#### Work to be completed:
Locate each line containing the string "Frequency" and copy it out.

#### Given data:
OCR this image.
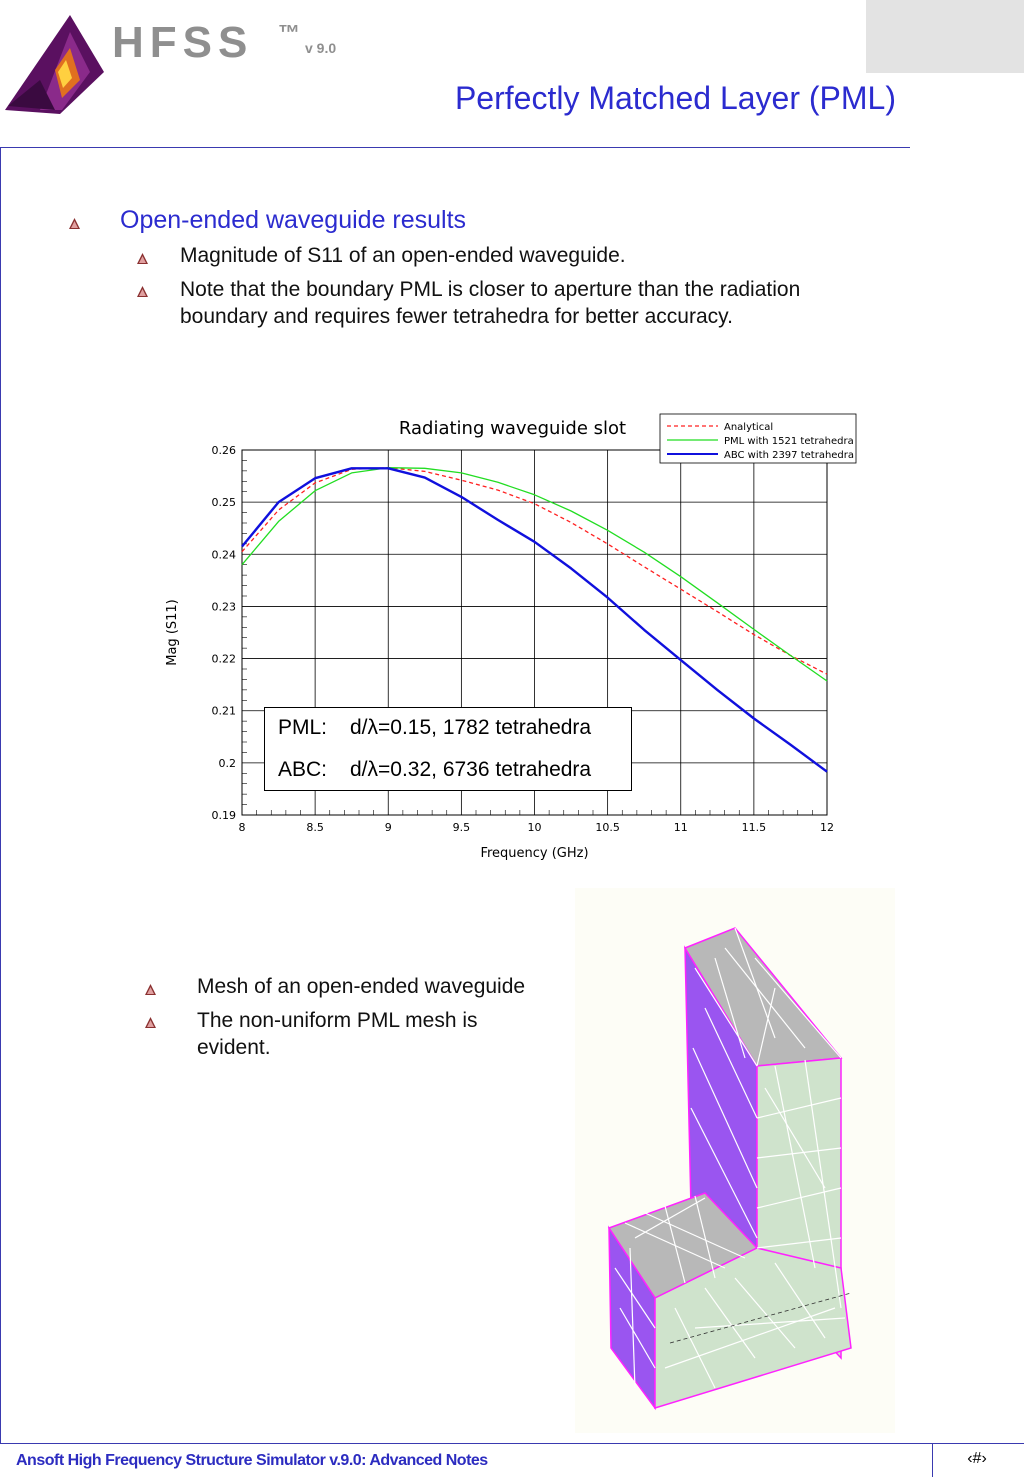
HFSS ™
v 9.0
Perfectly Matched Layer (PML)
Open-ended waveguide results
Magnitude of S11 of an open-ended waveguide.
Note that the boundary PML is closer to aperture than the radiation
boundary and requires fewer tetrahedra for better accuracy.
8	8.5	9	9.5	10	10.5	11	11.5	12
0.19
0.2
0.21
0.22
0.23
0.24
0.25
0.26
Frequency (GHz)
Mag (S11)
Radiating waveguide slot	Analytical
PML with 1521 tetrahedra
ABC with 2397 tetrahedra
PML: d/λ=0.15, 1782 tetrahedra
ABC: d/λ=0.32, 6736 tetrahedra
Mesh of an open-ended waveguide
The non-uniform PML mesh is
evident.
Ansoft High Frequency Structure Simulator v.9.0: Advanced Notes	‹#›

#### Reply to the task:
Frequency (GHz)
Ansoft High Frequency Structure Simulator v.9.0: Advanced Notes	‹#›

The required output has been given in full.